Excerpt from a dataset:

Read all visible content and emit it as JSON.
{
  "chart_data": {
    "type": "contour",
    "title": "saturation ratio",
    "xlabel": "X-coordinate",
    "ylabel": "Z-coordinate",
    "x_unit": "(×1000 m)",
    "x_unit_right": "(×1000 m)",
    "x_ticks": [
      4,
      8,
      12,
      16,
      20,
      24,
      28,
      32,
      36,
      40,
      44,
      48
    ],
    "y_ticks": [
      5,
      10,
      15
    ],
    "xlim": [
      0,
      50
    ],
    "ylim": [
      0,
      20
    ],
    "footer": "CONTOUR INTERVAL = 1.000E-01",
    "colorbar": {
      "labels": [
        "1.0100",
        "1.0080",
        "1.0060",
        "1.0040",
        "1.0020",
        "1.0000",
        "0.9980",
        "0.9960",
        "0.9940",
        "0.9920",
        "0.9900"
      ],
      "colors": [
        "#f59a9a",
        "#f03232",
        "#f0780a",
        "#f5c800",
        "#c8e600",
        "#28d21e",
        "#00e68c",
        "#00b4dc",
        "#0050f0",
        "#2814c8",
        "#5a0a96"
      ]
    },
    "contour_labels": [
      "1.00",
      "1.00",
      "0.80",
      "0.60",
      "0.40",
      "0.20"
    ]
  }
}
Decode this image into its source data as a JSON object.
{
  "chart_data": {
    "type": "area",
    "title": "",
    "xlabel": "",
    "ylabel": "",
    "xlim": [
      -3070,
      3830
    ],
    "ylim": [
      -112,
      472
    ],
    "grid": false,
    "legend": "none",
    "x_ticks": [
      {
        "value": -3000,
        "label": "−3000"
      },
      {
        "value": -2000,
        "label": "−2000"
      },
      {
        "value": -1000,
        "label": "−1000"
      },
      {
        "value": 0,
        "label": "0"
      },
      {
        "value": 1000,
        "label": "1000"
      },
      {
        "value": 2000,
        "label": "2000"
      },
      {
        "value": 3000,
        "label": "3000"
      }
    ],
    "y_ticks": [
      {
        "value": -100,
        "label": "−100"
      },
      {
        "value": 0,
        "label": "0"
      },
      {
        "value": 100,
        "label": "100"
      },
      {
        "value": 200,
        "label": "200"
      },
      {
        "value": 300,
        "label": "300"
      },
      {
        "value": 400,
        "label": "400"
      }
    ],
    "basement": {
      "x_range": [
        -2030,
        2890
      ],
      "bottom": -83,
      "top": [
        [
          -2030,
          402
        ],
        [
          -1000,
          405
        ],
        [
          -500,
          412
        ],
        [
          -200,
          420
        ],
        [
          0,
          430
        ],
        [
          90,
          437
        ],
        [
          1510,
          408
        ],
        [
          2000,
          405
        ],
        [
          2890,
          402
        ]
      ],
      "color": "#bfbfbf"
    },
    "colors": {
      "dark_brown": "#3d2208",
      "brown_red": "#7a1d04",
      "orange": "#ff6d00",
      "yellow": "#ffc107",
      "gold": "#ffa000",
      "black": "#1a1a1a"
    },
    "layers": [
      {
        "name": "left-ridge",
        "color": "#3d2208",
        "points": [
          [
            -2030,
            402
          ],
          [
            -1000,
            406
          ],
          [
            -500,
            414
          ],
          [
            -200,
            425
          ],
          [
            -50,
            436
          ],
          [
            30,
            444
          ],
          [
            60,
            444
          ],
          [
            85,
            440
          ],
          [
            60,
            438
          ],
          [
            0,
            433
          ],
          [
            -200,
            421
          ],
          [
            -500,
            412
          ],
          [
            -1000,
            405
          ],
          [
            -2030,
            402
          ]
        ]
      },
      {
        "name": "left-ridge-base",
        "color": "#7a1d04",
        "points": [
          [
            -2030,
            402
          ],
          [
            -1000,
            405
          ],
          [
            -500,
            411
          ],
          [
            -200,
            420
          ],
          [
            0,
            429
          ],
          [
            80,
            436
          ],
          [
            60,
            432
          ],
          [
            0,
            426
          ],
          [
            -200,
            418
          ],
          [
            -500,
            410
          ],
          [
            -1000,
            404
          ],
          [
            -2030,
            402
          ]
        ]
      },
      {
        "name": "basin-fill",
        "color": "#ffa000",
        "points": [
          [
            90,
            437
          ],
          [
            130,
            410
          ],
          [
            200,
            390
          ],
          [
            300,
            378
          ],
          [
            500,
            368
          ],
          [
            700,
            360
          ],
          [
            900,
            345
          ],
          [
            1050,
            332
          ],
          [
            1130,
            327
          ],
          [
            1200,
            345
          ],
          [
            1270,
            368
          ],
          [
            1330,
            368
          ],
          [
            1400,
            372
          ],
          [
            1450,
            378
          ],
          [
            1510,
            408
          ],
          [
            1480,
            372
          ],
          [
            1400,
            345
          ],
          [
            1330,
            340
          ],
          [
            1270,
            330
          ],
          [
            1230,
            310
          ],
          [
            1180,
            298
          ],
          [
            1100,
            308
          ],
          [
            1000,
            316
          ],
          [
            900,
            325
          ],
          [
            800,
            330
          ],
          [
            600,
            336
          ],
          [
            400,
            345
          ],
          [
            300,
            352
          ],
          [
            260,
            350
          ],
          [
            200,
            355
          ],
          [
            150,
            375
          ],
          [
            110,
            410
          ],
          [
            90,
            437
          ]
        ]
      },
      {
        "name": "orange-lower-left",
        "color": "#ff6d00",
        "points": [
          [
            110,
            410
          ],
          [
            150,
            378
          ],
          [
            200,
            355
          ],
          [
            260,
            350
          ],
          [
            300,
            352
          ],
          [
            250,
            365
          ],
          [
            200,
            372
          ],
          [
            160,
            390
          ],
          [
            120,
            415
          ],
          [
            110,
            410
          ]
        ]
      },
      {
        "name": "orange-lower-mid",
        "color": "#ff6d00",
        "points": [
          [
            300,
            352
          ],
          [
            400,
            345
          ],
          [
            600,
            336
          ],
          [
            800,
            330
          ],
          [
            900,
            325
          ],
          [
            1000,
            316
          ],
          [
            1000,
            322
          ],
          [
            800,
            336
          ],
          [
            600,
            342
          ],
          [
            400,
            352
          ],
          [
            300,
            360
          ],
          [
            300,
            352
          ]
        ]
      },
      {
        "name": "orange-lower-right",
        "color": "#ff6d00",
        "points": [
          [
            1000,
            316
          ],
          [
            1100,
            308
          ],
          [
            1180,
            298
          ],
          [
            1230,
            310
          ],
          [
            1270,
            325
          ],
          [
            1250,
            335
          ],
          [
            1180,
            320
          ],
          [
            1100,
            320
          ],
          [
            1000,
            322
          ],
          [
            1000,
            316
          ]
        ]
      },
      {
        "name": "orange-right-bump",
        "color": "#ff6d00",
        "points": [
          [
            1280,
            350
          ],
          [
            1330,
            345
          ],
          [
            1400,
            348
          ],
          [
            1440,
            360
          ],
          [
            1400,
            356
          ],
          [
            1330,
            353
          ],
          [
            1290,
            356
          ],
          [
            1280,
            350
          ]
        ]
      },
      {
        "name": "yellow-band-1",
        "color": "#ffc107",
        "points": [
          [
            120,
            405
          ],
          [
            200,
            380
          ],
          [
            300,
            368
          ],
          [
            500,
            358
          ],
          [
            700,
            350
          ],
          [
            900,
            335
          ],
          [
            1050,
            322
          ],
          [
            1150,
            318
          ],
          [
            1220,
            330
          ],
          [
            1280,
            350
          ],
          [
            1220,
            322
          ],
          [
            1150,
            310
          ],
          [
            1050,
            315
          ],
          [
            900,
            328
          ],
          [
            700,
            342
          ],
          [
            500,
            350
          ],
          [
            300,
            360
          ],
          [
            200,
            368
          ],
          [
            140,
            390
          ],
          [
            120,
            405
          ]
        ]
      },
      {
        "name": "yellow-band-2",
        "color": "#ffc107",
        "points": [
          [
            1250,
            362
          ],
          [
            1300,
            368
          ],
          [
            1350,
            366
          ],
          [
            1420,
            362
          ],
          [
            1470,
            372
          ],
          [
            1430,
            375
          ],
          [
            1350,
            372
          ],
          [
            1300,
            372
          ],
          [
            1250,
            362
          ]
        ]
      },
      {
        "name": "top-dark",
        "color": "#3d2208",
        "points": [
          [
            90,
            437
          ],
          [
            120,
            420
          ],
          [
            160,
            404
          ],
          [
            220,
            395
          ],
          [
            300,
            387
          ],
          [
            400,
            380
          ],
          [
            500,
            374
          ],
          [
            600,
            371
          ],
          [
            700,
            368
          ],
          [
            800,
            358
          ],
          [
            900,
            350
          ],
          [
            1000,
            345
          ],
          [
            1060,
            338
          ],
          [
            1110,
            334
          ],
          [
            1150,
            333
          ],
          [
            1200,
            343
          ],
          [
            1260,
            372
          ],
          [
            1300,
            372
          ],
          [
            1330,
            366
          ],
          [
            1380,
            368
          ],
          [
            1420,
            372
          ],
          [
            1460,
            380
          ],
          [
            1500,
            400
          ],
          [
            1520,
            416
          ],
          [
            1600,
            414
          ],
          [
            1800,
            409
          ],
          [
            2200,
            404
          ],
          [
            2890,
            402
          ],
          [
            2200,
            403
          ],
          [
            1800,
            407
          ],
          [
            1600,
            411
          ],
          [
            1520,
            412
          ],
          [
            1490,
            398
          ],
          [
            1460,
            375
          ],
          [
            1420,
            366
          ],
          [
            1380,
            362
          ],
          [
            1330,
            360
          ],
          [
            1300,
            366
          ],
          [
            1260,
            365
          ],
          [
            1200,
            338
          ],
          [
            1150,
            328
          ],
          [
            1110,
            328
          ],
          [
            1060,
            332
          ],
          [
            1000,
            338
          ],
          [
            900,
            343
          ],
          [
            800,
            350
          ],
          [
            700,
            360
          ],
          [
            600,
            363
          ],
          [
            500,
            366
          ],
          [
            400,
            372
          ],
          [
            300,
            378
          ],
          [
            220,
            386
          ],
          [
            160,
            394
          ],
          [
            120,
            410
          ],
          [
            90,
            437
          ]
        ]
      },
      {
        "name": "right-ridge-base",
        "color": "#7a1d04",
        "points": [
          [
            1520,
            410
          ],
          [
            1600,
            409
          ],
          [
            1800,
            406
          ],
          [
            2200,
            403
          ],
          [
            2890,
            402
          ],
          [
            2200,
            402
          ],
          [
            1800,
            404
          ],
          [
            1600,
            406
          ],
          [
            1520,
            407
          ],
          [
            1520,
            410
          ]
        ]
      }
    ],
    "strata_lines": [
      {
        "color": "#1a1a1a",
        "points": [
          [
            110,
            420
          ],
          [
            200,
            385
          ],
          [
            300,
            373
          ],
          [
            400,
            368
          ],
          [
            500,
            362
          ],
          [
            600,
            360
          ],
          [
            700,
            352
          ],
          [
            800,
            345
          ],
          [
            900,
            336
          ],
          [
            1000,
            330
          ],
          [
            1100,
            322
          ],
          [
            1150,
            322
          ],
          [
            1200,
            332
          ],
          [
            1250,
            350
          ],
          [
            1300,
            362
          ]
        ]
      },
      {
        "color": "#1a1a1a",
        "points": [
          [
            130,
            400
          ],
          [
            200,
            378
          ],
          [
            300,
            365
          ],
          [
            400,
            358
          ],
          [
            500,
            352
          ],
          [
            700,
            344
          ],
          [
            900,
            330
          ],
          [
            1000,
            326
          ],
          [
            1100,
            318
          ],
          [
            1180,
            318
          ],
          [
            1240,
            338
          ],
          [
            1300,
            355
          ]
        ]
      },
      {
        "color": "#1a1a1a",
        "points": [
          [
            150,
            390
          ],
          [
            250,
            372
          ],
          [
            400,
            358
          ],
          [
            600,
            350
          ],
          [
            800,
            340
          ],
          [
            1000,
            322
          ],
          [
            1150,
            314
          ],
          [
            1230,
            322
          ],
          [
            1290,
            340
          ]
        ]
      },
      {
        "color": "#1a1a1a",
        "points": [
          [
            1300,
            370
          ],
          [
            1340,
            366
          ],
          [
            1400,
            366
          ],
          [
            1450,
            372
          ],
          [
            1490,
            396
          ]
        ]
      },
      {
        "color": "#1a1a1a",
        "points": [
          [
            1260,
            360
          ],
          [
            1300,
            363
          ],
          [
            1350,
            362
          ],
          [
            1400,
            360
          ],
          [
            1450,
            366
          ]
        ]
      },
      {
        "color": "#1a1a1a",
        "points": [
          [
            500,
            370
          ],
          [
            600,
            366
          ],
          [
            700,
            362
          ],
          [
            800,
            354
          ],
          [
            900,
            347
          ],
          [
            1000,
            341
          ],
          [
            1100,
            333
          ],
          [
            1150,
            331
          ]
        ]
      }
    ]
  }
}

- [DESCRIPTION OF THE TASK]:
Filter the entries and copy out every line with the word "name".

- [RESPONSE BELOW]:
        "name": "left-ridge",
        "name": "left-ridge-base",
        "name": "basin-fill",
        "name": "orange-lower-left",
        "name": "orange-lower-mid",
        "name": "orange-lower-right",
        "name": "orange-right-bump",
        "name": "yellow-band-1",
        "name": "yellow-band-2",
        "name": "top-dark",
        "name": "right-ridge-base",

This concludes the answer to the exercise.